STATED EXERCISE: Copy out each line in the material below that has the word "JSON".
###
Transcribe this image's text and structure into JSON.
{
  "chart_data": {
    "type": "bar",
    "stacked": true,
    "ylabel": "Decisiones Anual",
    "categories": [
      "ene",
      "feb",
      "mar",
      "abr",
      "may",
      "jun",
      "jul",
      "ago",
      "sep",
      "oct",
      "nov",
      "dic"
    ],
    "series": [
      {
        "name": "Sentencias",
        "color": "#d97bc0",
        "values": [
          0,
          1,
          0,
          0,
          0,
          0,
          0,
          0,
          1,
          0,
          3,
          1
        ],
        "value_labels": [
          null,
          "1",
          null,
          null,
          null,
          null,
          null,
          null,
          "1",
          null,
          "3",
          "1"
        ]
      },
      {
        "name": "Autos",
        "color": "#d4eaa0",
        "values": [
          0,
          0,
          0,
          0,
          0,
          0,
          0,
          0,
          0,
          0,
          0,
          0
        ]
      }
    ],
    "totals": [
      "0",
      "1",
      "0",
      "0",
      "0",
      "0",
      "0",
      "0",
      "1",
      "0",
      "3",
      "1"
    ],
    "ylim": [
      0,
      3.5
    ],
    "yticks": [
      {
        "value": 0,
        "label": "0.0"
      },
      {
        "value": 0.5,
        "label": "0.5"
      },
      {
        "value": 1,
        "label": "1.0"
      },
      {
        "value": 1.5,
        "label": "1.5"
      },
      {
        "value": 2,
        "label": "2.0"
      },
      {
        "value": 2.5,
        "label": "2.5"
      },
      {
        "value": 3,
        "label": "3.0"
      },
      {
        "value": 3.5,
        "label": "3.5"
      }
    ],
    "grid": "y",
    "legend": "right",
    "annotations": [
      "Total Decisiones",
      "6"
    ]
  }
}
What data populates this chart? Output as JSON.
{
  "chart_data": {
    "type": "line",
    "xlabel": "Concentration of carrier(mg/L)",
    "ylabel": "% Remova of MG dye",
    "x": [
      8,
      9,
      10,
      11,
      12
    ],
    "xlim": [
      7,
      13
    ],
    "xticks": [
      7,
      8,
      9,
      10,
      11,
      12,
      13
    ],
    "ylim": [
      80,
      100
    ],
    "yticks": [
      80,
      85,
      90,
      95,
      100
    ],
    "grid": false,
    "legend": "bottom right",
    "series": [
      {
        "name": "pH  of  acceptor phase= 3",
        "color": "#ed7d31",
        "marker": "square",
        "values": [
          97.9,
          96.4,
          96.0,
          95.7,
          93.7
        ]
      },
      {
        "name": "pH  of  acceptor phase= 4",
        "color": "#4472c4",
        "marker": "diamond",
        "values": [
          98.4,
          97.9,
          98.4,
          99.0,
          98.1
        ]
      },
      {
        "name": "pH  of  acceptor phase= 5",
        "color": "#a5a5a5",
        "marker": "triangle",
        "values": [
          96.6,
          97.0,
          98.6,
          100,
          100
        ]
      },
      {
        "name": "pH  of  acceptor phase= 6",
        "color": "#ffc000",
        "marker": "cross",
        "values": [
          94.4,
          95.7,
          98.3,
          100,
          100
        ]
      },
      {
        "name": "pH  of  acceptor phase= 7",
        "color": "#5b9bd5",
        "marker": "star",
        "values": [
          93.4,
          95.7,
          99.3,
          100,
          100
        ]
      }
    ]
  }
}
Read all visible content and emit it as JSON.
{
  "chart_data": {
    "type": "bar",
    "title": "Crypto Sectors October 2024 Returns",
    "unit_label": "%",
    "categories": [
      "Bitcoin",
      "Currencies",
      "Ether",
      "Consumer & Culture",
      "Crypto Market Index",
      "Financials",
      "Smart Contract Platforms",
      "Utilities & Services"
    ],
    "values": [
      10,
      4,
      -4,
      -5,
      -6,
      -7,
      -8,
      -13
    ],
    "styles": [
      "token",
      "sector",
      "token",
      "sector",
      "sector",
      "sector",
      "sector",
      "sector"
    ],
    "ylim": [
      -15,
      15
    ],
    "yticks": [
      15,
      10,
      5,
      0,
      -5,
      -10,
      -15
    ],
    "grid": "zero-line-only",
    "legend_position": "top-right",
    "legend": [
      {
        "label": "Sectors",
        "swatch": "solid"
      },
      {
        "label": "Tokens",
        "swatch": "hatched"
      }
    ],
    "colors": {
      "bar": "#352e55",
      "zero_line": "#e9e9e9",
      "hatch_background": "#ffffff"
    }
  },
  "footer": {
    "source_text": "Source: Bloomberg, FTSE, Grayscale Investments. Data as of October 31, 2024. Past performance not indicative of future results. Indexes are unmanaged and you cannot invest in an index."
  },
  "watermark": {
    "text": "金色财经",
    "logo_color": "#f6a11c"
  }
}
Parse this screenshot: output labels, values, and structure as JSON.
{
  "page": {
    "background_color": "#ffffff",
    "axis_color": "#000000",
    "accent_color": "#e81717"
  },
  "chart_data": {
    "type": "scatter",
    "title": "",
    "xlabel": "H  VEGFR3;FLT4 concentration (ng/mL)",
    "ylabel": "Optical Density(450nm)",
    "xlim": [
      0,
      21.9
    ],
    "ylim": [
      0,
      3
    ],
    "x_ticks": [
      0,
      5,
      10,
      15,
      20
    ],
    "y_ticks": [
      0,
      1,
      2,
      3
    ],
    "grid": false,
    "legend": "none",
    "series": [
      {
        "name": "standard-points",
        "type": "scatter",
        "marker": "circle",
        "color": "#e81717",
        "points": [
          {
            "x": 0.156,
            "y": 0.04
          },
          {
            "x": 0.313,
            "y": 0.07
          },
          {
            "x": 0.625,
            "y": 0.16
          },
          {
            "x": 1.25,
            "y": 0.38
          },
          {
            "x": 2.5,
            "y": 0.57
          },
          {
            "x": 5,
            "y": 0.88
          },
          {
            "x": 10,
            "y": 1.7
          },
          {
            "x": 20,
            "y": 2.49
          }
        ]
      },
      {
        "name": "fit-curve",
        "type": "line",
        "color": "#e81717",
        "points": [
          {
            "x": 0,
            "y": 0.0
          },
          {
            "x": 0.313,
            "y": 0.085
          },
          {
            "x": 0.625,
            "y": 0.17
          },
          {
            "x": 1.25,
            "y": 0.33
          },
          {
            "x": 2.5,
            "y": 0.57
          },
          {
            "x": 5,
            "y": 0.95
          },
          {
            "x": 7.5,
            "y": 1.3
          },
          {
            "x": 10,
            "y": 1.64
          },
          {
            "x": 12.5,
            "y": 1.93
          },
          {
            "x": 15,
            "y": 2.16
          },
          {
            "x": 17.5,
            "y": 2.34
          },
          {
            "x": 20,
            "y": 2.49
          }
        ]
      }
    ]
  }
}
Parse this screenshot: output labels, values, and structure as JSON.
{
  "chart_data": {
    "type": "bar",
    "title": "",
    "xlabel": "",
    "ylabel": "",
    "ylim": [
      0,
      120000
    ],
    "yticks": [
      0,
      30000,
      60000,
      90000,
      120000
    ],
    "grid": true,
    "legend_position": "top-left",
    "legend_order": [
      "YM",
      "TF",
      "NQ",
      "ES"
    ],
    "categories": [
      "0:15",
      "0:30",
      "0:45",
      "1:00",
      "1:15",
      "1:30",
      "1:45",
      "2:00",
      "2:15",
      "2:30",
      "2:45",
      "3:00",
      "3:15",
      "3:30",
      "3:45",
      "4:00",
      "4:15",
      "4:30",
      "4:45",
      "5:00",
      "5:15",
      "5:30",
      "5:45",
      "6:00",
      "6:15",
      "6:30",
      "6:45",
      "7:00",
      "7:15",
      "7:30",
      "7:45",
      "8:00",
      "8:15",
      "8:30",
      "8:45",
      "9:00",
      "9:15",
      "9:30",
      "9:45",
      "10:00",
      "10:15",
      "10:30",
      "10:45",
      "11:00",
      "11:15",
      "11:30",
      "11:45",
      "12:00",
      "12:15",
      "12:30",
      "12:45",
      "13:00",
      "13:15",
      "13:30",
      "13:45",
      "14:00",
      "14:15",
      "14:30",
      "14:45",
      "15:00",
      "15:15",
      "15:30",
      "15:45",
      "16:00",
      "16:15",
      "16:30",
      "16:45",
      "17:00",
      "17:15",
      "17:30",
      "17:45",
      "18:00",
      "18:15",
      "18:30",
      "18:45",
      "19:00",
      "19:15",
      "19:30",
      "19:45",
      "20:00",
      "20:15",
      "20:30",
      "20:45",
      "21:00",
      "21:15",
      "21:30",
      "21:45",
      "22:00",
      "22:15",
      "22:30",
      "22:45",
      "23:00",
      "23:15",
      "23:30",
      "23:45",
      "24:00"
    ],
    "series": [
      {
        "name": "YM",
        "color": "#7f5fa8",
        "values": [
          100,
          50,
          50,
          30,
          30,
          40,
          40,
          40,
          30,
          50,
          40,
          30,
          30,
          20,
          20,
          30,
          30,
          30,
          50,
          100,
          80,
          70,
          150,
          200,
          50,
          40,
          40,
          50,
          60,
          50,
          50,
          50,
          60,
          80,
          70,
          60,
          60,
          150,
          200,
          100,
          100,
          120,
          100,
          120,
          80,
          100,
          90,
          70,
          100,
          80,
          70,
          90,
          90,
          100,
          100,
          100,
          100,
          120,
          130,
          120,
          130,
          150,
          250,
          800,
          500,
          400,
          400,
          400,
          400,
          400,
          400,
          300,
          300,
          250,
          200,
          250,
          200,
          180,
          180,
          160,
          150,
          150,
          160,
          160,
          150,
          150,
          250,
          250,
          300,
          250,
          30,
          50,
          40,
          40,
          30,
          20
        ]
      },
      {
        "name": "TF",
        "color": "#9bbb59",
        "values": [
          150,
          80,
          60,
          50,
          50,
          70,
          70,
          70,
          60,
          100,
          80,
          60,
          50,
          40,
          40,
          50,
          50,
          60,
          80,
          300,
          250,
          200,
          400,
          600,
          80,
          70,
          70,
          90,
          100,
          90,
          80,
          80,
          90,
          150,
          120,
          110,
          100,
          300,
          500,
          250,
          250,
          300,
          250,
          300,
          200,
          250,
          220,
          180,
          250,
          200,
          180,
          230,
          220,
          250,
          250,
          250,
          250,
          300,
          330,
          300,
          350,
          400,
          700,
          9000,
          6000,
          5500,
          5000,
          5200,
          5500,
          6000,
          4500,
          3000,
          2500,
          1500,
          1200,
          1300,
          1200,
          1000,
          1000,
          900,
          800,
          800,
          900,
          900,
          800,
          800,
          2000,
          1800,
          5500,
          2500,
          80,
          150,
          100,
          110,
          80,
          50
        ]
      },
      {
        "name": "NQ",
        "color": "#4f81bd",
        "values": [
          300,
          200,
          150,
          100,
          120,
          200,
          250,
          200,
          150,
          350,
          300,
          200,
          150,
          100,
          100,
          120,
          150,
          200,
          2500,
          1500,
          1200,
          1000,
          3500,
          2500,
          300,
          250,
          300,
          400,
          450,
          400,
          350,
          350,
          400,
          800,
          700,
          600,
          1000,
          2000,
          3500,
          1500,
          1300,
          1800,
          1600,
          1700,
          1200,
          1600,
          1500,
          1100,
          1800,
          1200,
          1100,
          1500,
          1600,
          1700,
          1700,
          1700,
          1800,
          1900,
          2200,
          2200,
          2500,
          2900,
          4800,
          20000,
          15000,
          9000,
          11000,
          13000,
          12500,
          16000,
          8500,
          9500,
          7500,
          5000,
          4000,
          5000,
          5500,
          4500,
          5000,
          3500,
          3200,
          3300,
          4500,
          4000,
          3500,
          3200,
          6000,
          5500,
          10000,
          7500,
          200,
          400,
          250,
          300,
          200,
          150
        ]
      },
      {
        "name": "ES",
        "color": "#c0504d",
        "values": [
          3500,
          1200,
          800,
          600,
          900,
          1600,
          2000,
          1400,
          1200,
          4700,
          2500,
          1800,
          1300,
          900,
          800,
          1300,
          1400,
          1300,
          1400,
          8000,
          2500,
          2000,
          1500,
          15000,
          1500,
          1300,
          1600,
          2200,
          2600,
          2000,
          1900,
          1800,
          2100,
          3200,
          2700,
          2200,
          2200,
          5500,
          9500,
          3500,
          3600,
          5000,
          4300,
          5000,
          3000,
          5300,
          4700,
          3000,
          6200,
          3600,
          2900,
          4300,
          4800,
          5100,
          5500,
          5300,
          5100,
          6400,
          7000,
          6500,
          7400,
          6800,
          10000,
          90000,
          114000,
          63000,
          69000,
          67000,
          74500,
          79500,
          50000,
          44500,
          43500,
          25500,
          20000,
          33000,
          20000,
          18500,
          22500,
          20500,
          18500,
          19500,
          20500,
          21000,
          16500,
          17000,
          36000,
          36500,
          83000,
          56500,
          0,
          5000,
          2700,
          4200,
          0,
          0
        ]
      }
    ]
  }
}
###
SOLUTION TO THE EXERCISE:
Transcribe this image's text and structure into JSON.
What data populates this chart? Output as JSON.
Read all visible content and emit it as JSON.
Parse this screenshot: output labels, values, and structure as JSON.
Parse this screenshot: output labels, values, and structure as JSON.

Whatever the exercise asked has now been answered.